- _What needs to be done_
Each line below should be retyped exactly, with no pictures.

- _Supplied information_
┌──
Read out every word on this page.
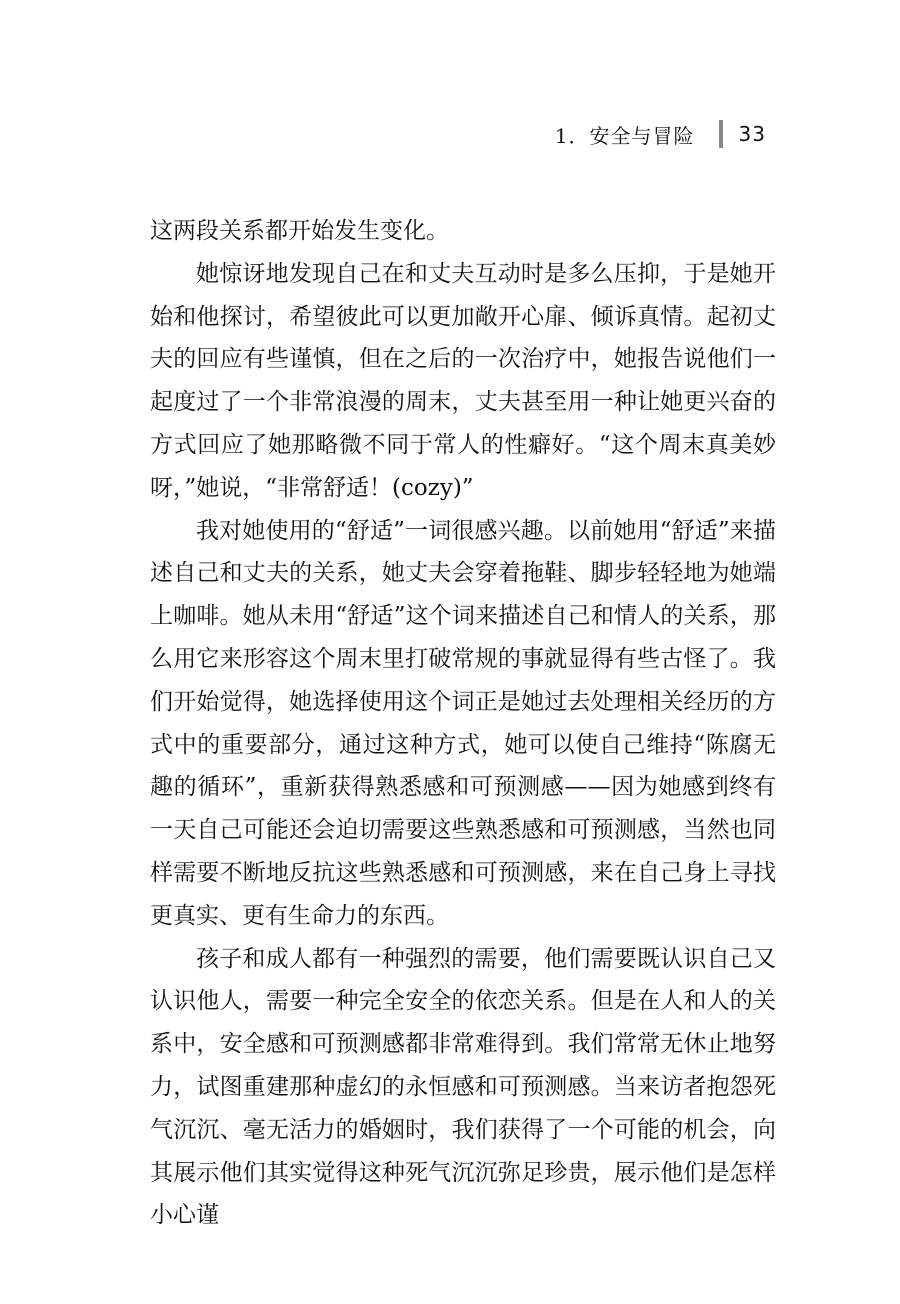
1．安全与冒险 33

这两段关系都开始发生变化。

她惊讶地发现自己在和丈夫互动时是多么压抑，于是她开始和他探讨，希望彼此可以更加敞开心扉、倾诉真情。起初丈夫的回应有些谨慎，但在之后的一次治疗中，她报告说他们一起度过了一个非常浪漫的周末，丈夫甚至用一种让她更兴奋的方式回应了她那略微不同于常人的性癖好。“这个周末真美妙呀，”她说，“非常舒适！(cozy)”

我对她使用的“舒适”一词很感兴趣。以前她用“舒适”来描述自己和丈夫的关系，她丈夫会穿着拖鞋、脚步轻轻地为她端上咖啡。她从未用“舒适”这个词来描述自己和情人的关系，那么用它来形容这个周末里打破常规的事就显得有些古怪了。我们开始觉得，她选择使用这个词正是她过去处理相关经历的方式中的重要部分，通过这种方式，她可以使自己维持“陈腐无趣的循环”，重新获得熟悉感和可预测感——因为她感到终有一天自己可能还会迫切需要这些熟悉感和可预测感，当然也同样需要不断地反抗这些熟悉感和可预测感，来在自己身上寻找更真实、更有生命力的东西。

孩子和成人都有一种强烈的需要，他们需要既认识自己又认识他人，需要一种完全安全的依恋关系。但是在人和人的关系中，安全感和可预测感都非常难得到。我们常常无休止地努力，试图重建那种虚幻的永恒感和可预测感。当来访者抱怨死气沉沉、毫无活力的婚姻时，我们获得了一个可能的机会，向其展示他们其实觉得这种死气沉沉弥足珍贵，展示他们是怎样小心谨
└──
- _Answer in full_
Read out every word on this page.
1．安全与冒险 33

这两段关系都开始发生变化。

她惊讶地发现自己在和丈夫互动时是多么压抑，于是她开始和他探讨，希望彼此可以更加敞开心扉、倾诉真情。起初丈夫的回应有些谨慎，但在之后的一次治疗中，她报告说他们一起度过了一个非常浪漫的周末，丈夫甚至用一种让她更兴奋的方式回应了她那略微不同于常人的性癖好。“这个周末真美妙呀，”她说，“非常舒适！(cozy)”

我对她使用的“舒适”一词很感兴趣。以前她用“舒适”来描述自己和丈夫的关系，她丈夫会穿着拖鞋、脚步轻轻地为她端上咖啡。她从未用“舒适”这个词来描述自己和情人的关系，那么用它来形容这个周末里打破常规的事就显得有些古怪了。我们开始觉得，她选择使用这个词正是她过去处理相关经历的方式中的重要部分，通过这种方式，她可以使自己维持“陈腐无趣的循环”，重新获得熟悉感和可预测感——因为她感到终有一天自己可能还会迫切需要这些熟悉感和可预测感，当然也同样需要不断地反抗这些熟悉感和可预测感，来在自己身上寻找更真实、更有生命力的东西。

孩子和成人都有一种强烈的需要，他们需要既认识自己又认识他人，需要一种完全安全的依恋关系。但是在人和人的关系中，安全感和可预测感都非常难得到。我们常常无休止地努力，试图重建那种虚幻的永恒感和可预测感。当来访者抱怨死气沉沉、毫无活力的婚姻时，我们获得了一个可能的机会，向其展示他们其实觉得这种死气沉沉弥足珍贵，展示他们是怎样小心谨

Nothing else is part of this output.